_Ihre Aufgabe_.
Übersetzen Sie diesen Satz aus dem Übungstext ins Englische: „Die Anlage Va der Arzneimittelrichtlinie enthält die Auflistung aller für eine Verordnung zugelassenen Verbandmittel und sonstigen Medizinprodukte zur Wundbehandlung.“

_Übungstext_.
::::

Die Anlage Va der Arzneimittelrichtlinie enthält die Auflistung aller für eine Verordnung zugelassenen Verbandmittel und sonstigen Medizinprodukte zur Wundbehandlung.
Welche Medikamente werden von der Krankenkasse übernommen?
Die
Krankenkassen übernehmen grundsätzlich nur verordnungsfähige
Arzneimittel. Ausgenommen sind:
- Nicht apothekenpflichtige, frei verkäufliche Mittel (z. B. Drogerieprodukte)
- Apothekenpflichtige, aber rezeptfreie Medikamente (OTC-Arzneimittel), sofern sie nicht als Ausnahme in der Richtlinie gelistet sind
- Rezeptpflichtige Arzneimittel, die als „Bagatell-Arzneimittel“ gelten
- „Lifestyle“-Arzneimittel (z. B. Mittel ohne medizinisch notwendige Indikation)
Diese
Ausnahmen beruhen auf den jeweiligen Regelungen der AM-RL und ergänzenden
Gesetzen.

::::

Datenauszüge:
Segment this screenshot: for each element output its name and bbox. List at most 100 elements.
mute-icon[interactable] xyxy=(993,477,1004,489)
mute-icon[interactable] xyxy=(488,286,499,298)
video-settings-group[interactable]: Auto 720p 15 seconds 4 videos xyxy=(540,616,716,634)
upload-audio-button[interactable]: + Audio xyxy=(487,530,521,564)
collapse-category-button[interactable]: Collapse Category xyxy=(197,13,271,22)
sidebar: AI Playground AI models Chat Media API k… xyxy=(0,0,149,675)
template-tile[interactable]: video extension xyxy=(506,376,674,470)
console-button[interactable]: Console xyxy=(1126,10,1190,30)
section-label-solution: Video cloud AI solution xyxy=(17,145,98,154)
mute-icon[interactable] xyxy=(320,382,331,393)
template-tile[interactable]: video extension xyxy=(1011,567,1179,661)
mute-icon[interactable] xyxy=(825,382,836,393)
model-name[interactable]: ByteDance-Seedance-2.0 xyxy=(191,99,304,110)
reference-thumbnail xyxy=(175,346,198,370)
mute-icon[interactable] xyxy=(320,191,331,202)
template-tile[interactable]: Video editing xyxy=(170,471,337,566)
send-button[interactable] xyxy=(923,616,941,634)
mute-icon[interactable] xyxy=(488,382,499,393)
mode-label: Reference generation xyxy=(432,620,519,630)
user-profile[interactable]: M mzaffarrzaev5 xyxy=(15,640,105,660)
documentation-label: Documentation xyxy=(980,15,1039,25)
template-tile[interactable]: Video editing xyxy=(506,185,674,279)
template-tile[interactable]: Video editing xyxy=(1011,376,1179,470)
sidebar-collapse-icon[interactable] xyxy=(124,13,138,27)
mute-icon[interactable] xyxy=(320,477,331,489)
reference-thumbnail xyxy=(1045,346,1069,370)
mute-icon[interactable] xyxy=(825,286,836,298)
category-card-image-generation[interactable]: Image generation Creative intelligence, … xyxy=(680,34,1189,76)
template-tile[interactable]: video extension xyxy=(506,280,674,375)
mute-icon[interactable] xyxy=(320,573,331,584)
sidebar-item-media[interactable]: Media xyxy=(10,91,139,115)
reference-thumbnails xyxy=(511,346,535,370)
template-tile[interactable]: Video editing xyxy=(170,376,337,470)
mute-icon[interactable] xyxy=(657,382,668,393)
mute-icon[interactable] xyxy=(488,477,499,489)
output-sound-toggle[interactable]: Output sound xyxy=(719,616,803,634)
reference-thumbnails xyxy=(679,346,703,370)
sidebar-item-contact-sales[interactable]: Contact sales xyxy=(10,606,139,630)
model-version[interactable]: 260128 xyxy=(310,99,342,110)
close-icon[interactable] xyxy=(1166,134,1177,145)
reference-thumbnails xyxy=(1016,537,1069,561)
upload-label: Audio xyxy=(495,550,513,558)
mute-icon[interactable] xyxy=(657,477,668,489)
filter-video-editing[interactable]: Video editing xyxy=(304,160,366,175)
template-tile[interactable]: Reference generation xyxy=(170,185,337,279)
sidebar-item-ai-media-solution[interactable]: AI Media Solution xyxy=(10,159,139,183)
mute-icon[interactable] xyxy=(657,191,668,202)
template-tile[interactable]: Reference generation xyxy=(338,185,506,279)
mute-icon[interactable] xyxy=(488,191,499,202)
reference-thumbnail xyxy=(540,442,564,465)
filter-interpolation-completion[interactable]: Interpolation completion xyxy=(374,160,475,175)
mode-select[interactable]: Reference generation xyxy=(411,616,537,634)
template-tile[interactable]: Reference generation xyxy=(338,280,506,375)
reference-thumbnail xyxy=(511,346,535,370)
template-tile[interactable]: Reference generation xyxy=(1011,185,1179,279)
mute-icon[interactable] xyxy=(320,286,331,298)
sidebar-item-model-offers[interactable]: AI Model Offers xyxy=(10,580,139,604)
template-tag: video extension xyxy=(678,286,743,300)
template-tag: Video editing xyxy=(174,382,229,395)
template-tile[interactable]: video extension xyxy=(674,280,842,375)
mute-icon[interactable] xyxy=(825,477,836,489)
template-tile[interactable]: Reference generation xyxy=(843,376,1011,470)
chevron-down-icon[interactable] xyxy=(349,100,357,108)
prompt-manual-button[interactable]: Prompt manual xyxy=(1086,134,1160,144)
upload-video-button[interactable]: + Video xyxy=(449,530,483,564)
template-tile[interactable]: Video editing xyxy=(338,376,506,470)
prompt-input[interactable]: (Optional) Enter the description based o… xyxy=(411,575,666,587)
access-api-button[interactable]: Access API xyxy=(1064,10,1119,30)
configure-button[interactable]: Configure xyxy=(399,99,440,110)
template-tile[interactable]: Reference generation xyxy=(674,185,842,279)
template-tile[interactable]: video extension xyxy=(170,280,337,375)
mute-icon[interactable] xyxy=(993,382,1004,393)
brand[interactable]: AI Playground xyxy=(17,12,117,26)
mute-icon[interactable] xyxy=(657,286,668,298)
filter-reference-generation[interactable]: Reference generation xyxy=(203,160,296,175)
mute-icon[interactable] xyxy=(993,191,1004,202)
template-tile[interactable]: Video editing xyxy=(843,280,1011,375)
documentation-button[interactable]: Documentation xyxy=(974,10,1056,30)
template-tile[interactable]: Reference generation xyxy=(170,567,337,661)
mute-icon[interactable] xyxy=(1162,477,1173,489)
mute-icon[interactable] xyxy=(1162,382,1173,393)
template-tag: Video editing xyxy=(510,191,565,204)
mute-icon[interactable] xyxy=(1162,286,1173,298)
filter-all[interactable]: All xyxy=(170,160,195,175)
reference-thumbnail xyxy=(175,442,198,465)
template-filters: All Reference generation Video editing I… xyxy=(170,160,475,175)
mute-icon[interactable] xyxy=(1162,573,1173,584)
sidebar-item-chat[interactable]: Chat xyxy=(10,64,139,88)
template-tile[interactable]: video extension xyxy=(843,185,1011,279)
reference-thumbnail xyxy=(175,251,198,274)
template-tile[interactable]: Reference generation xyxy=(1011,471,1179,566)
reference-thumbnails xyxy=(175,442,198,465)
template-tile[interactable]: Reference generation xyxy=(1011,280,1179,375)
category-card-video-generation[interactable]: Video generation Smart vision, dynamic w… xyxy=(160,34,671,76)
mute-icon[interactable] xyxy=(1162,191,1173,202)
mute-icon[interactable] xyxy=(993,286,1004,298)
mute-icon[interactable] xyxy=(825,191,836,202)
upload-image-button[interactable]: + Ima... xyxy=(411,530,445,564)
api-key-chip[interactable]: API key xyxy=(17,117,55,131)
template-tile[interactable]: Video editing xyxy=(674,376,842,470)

::::

_Ihre Antwort_.
Annex Va of the Pharmaceutical Directive contains the list of all wound dressings and other medical products for wound treatment that are approved for prescription.